__Required work__
Make an exact copy of the entries, and keep any pictures out of it.

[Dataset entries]
● ● ● ● ● ● ●

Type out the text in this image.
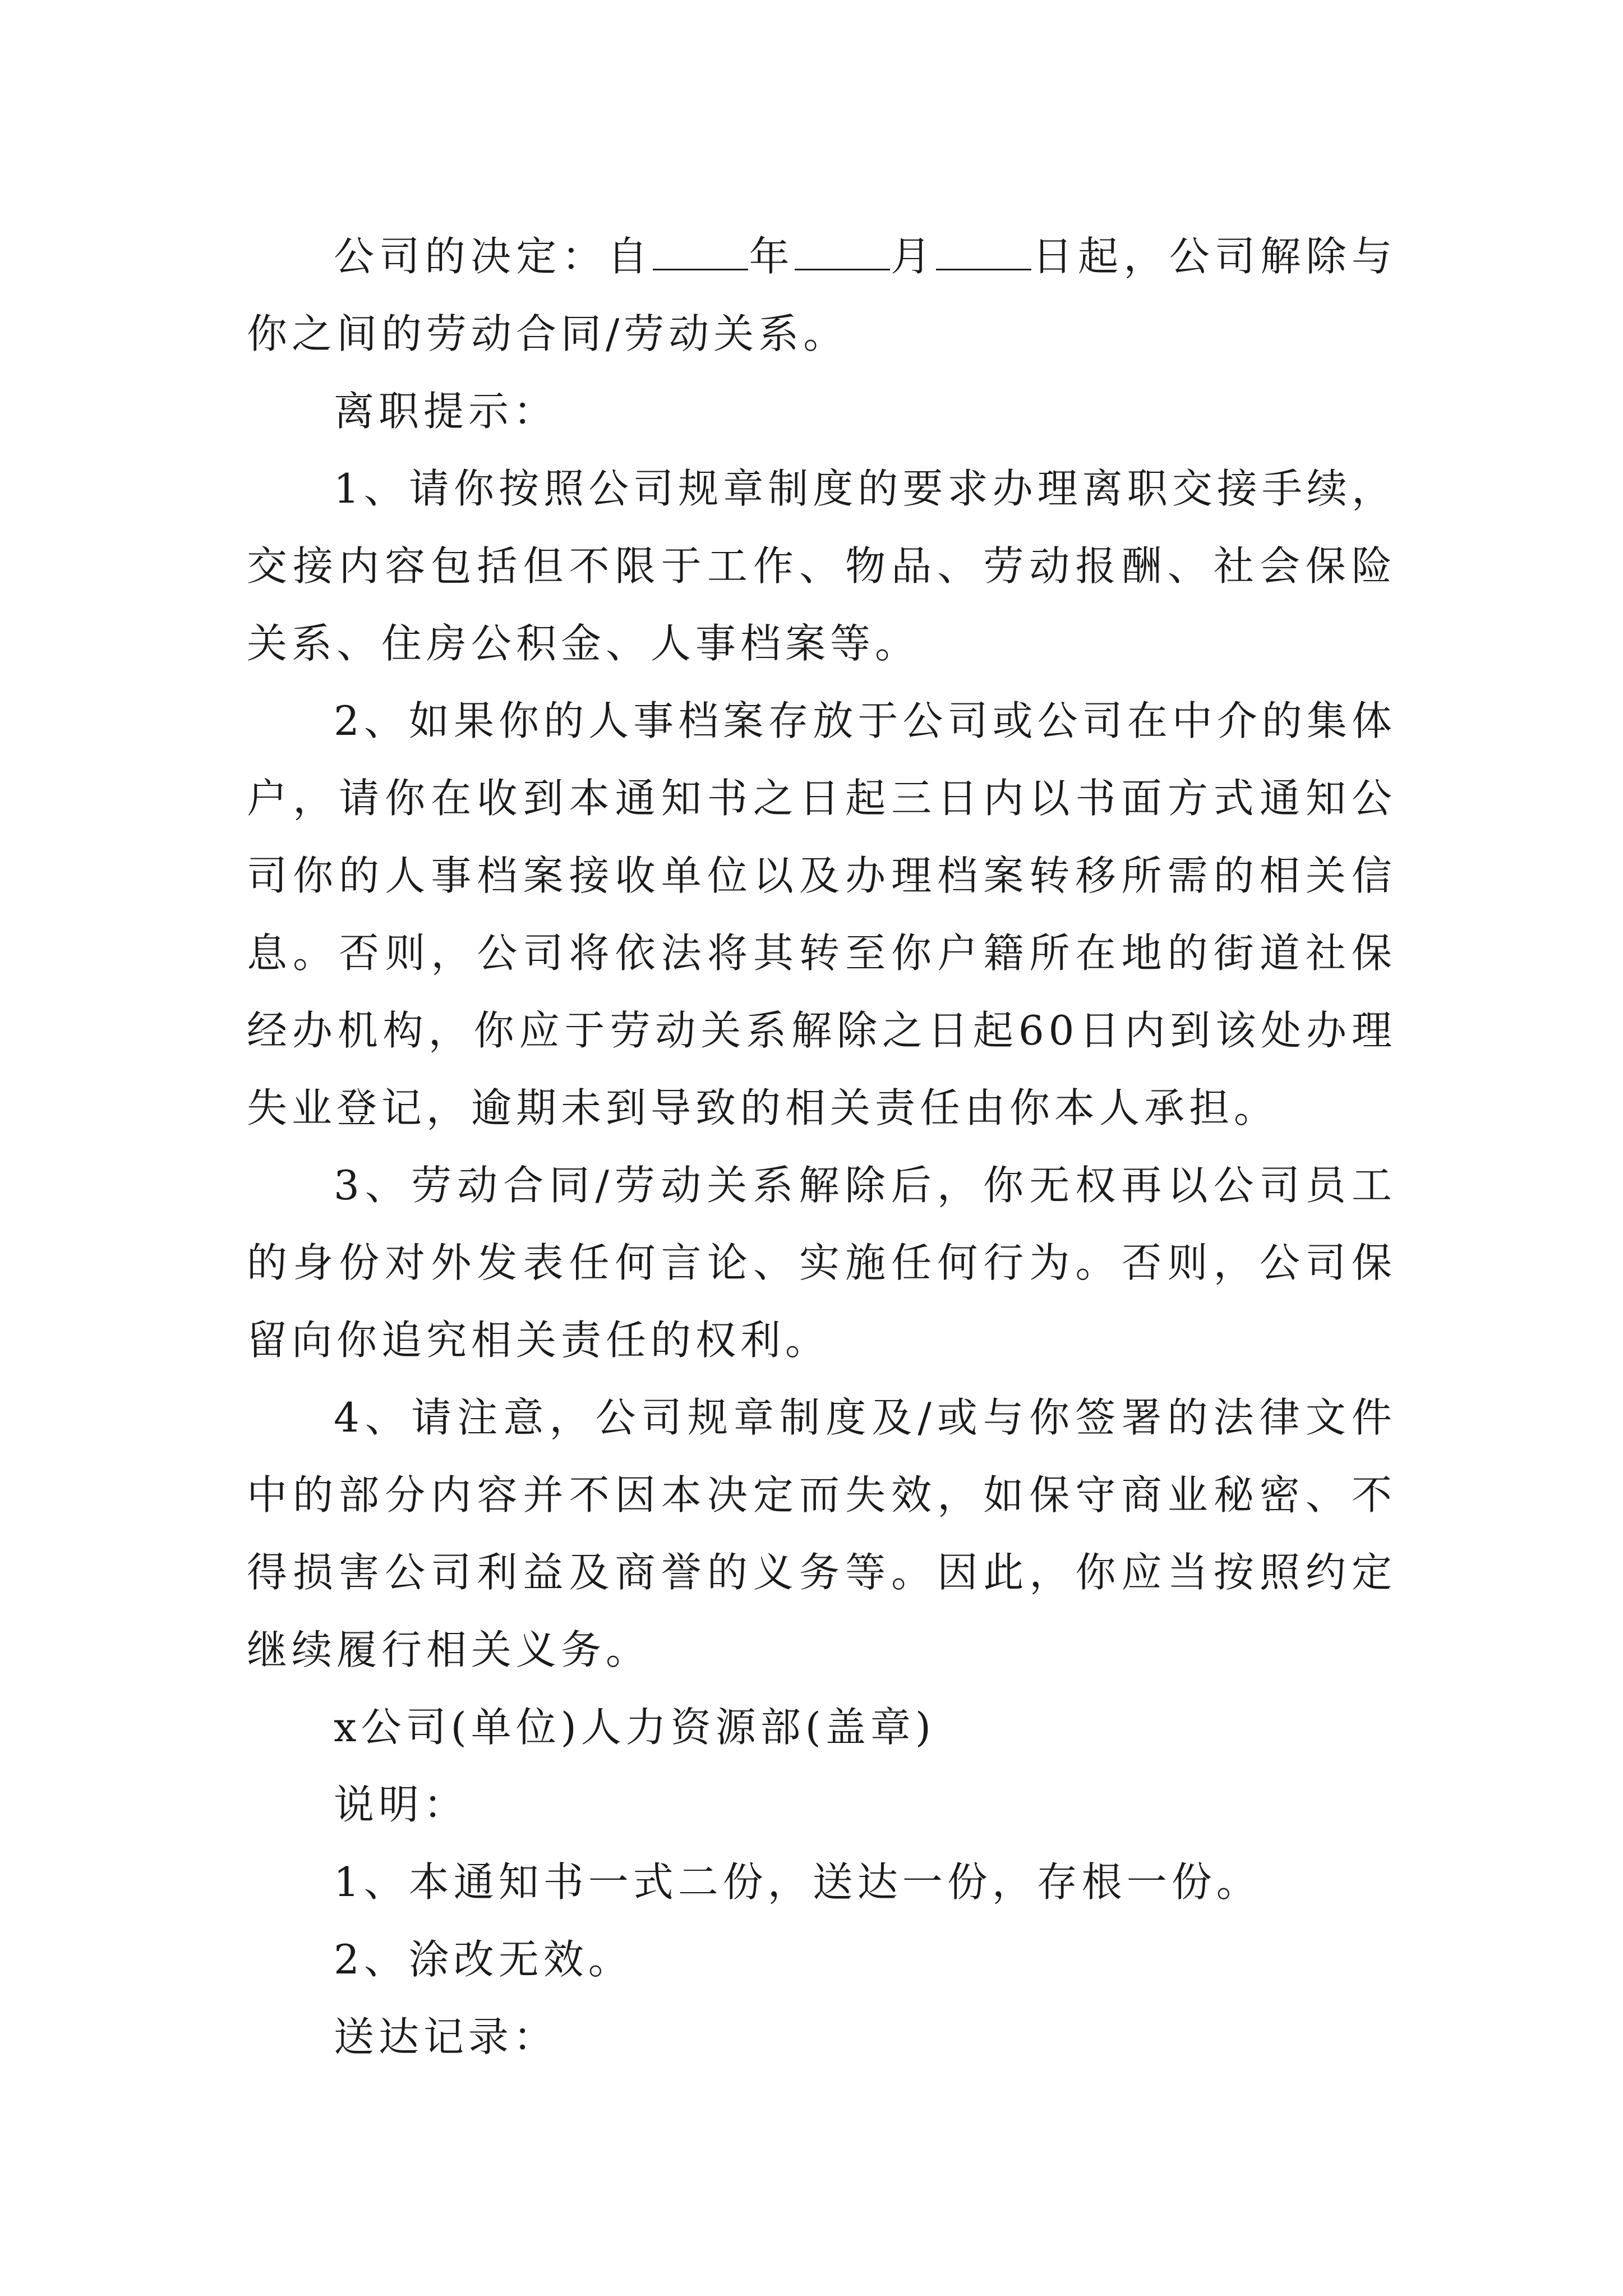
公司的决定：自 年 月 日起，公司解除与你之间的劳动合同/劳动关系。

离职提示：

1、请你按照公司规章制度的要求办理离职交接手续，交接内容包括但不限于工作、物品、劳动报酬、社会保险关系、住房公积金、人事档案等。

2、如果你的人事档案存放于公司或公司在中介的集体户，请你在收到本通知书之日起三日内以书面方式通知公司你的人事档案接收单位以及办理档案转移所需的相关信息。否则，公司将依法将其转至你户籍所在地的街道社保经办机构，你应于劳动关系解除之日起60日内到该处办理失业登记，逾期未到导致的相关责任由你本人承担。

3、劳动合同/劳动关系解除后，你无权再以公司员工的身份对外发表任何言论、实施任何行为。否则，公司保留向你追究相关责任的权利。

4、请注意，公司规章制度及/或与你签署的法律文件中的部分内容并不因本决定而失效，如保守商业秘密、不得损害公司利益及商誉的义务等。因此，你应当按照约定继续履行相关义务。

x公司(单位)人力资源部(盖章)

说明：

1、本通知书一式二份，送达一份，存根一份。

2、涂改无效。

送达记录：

● ● ● ● ● ● ●

__Task result__
Type out the text in this image.
公司的决定：自 年 月 日起，公司解除与你之间的劳动合同/劳动关系。

离职提示：

1、请你按照公司规章制度的要求办理离职交接手续，交接内容包括但不限于工作、物品、劳动报酬、社会保险关系、住房公积金、人事档案等。

2、如果你的人事档案存放于公司或公司在中介的集体户，请你在收到本通知书之日起三日内以书面方式通知公司你的人事档案接收单位以及办理档案转移所需的相关信息。否则，公司将依法将其转至你户籍所在地的街道社保经办机构，你应于劳动关系解除之日起60日内到该处办理失业登记，逾期未到导致的相关责任由你本人承担。

3、劳动合同/劳动关系解除后，你无权再以公司员工的身份对外发表任何言论、实施任何行为。否则，公司保留向你追究相关责任的权利。

4、请注意，公司规章制度及/或与你签署的法律文件中的部分内容并不因本决定而失效，如保守商业秘密、不得损害公司利益及商誉的义务等。因此，你应当按照约定继续履行相关义务。

x公司(单位)人力资源部(盖章)

说明：

1、本通知书一式二份，送达一份，存根一份。

2、涂改无效。

送达记录：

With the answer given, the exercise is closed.